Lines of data

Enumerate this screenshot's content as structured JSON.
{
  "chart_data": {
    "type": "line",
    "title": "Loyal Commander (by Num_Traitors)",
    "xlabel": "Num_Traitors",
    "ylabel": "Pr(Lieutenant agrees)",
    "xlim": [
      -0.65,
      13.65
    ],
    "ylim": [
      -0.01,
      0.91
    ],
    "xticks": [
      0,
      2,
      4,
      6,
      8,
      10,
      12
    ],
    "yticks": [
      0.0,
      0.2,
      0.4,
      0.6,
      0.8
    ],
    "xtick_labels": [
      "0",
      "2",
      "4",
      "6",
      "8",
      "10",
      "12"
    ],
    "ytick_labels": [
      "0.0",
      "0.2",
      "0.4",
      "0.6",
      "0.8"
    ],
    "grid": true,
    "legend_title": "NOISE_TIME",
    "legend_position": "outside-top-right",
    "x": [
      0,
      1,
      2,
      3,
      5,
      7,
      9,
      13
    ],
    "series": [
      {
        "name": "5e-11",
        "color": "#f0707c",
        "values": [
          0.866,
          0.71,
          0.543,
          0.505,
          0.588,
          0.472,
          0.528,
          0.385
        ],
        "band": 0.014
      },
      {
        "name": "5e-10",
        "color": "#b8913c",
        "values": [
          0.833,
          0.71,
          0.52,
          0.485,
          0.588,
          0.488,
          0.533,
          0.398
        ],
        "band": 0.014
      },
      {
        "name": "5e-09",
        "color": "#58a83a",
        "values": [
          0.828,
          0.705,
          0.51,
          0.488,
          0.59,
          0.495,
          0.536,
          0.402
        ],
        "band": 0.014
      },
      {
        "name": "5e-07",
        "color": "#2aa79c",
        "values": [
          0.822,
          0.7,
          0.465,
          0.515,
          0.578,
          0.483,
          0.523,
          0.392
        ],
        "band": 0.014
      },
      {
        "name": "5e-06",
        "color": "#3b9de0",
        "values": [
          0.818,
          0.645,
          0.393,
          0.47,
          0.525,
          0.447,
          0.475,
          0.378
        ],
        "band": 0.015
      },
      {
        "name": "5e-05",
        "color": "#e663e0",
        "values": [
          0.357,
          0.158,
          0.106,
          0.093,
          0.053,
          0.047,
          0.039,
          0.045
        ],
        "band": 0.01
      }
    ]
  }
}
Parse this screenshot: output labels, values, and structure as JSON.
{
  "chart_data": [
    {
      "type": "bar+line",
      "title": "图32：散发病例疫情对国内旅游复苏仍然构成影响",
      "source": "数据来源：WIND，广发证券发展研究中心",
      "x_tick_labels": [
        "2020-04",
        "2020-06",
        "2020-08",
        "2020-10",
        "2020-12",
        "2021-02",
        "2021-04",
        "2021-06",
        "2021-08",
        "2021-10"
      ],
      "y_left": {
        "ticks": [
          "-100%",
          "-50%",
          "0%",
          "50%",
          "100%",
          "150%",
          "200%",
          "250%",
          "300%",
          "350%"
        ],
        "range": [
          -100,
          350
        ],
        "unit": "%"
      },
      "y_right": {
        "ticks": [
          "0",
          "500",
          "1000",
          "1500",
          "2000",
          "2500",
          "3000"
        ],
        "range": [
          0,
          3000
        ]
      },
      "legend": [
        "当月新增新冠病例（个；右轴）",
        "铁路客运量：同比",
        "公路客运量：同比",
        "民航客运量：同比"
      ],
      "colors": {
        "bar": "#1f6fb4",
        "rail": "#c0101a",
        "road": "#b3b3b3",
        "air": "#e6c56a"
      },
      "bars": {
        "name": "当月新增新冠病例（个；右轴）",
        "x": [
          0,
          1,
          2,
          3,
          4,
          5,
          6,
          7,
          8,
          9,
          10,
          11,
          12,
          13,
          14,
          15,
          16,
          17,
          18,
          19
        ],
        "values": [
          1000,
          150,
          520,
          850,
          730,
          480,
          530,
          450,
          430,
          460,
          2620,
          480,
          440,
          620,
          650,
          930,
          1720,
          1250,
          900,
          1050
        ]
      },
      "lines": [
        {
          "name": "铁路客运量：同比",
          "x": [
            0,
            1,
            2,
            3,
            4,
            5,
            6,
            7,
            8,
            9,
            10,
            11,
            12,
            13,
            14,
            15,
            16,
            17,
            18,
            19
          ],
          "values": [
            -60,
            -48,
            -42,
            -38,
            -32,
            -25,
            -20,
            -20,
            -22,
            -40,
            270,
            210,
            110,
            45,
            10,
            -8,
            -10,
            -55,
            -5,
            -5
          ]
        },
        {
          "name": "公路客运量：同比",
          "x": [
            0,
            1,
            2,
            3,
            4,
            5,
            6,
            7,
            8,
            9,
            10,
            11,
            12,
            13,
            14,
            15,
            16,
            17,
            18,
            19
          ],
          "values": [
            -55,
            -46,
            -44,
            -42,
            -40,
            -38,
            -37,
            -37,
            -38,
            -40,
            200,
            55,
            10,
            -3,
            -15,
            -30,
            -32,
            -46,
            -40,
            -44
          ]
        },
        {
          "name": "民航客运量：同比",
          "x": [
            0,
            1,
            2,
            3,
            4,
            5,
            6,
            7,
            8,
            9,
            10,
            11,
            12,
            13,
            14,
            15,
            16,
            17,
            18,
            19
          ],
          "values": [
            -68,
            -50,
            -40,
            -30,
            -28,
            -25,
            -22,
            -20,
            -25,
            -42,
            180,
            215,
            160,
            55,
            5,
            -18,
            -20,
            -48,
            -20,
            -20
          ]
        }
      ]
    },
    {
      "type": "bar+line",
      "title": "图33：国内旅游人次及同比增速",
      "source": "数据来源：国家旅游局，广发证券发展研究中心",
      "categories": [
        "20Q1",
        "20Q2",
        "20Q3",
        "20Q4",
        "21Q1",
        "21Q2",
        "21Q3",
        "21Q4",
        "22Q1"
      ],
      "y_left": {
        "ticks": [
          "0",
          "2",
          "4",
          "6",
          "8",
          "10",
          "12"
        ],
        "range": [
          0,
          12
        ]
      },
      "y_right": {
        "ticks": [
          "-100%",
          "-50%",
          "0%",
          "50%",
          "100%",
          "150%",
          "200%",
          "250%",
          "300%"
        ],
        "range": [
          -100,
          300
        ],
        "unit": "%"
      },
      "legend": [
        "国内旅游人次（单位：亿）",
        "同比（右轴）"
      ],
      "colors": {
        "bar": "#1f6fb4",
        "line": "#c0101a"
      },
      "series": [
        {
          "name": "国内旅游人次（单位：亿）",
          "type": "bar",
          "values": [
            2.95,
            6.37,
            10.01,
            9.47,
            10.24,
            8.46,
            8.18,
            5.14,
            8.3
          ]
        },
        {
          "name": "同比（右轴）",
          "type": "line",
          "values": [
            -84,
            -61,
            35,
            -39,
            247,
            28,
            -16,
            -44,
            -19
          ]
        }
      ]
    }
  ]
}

**Given problem**.
Copy each line holding the word "广发证券发展研究中心" from the listing above.

**Response to this task**.
      "source": "数据来源：WIND，广发证券发展研究中心",
      "source": "数据来源：国家旅游局，广发证券发展研究中心",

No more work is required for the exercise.